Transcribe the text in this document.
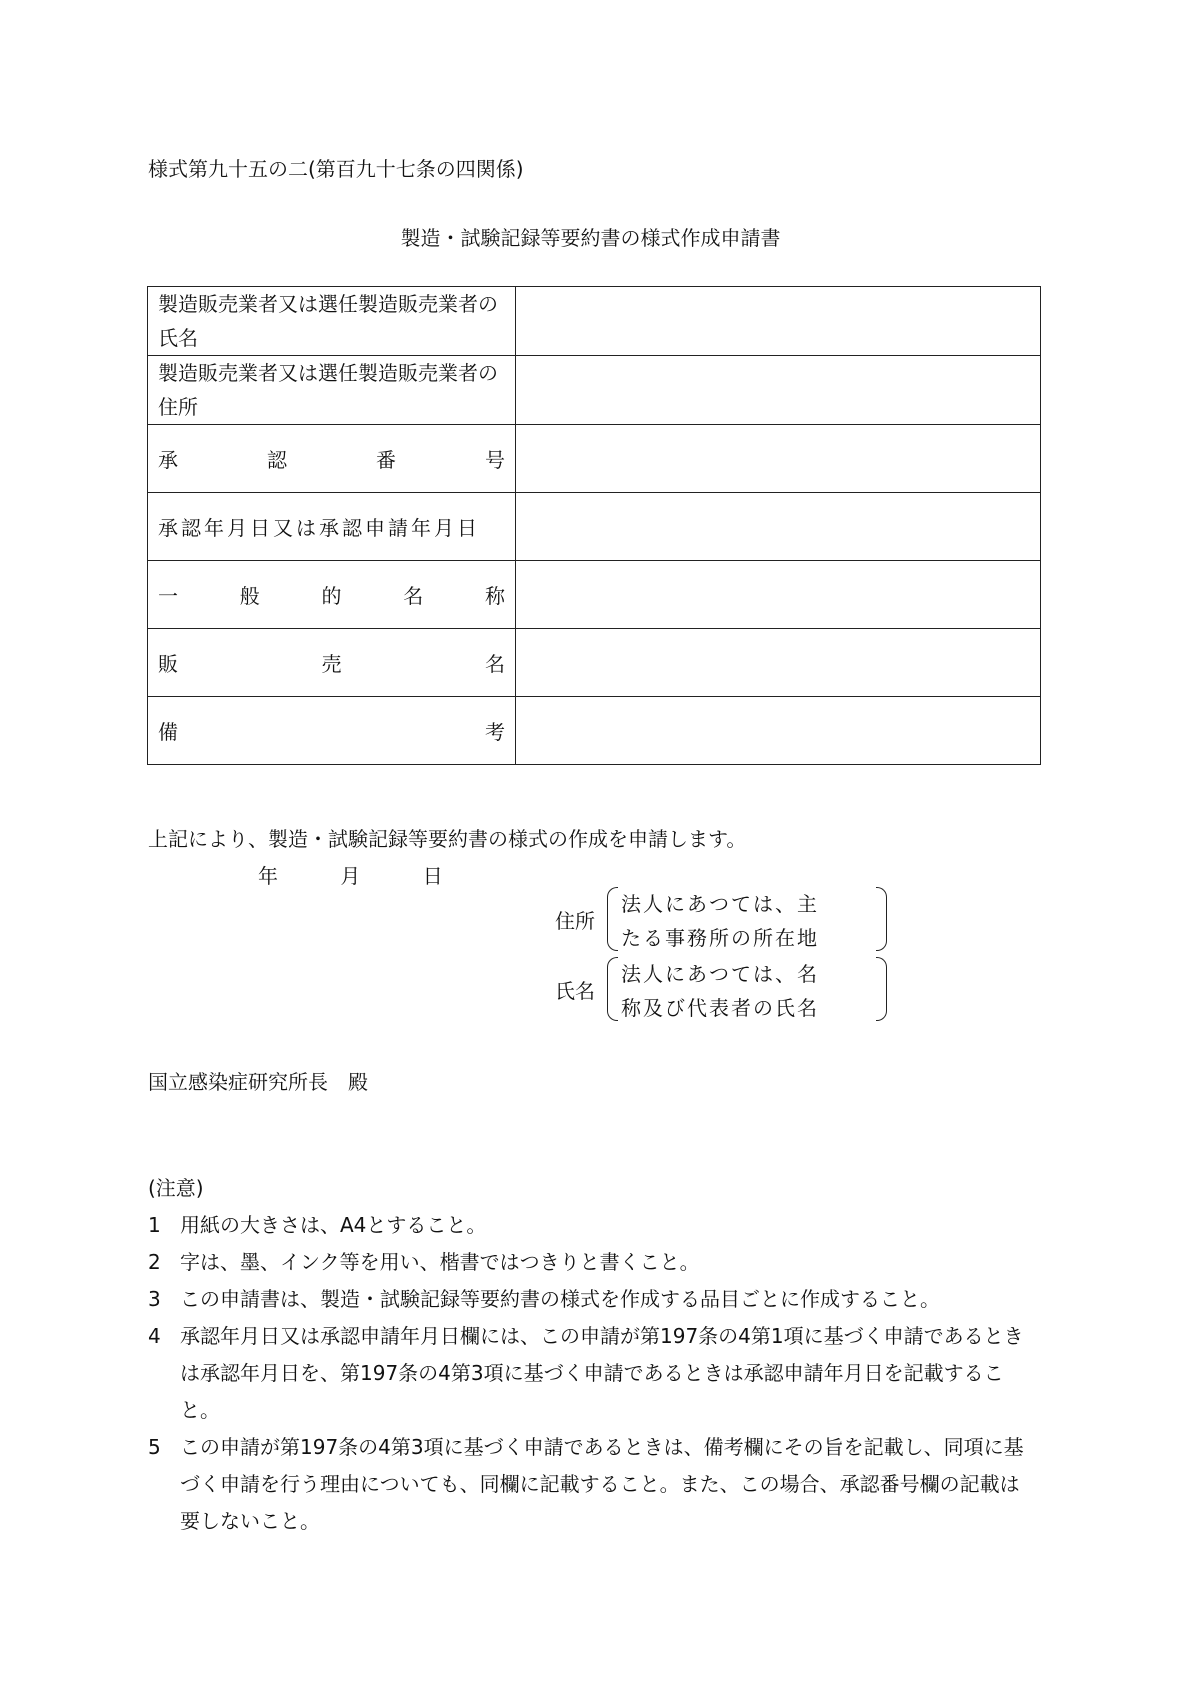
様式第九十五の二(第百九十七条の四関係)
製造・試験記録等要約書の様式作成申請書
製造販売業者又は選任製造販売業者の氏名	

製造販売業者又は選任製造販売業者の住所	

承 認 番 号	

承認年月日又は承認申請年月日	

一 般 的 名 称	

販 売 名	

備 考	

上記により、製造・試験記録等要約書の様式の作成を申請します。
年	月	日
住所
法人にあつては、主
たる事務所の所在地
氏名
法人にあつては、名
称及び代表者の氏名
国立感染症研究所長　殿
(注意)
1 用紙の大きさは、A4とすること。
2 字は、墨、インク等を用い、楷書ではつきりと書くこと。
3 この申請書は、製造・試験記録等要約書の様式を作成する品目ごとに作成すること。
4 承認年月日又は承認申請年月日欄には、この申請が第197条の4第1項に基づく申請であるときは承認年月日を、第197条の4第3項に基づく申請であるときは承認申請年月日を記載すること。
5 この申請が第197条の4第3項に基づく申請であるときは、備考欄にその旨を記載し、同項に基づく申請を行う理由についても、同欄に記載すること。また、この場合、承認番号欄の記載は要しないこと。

What needs to be done - Without the pictures, repeat the listing above exactly.

Solution for this task -
Transcribe the text in this document.
様式第九十五の二(第百九十七条の四関係)
製造・試験記録等要約書の様式作成申請書
製造販売業者又は選任製造販売業者の氏名	

製造販売業者又は選任製造販売業者の住所	

承 認 番 号	

承認年月日又は承認申請年月日	

一 般 的 名 称	

販 売 名	

備 考	

上記により、製造・試験記録等要約書の様式の作成を申請します。
年	月	日
住所
法人にあつては、主
たる事務所の所在地
氏名
法人にあつては、名
称及び代表者の氏名
国立感染症研究所長　殿
(注意)
1 用紙の大きさは、A4とすること。
2 字は、墨、インク等を用い、楷書ではつきりと書くこと。
3 この申請書は、製造・試験記録等要約書の様式を作成する品目ごとに作成すること。
4 承認年月日又は承認申請年月日欄には、この申請が第197条の4第1項に基づく申請であるときは承認年月日を、第197条の4第3項に基づく申請であるときは承認申請年月日を記載すること。
5 この申請が第197条の4第3項に基づく申請であるときは、備考欄にその旨を記載し、同項に基づく申請を行う理由についても、同欄に記載すること。また、この場合、承認番号欄の記載は要しないこと。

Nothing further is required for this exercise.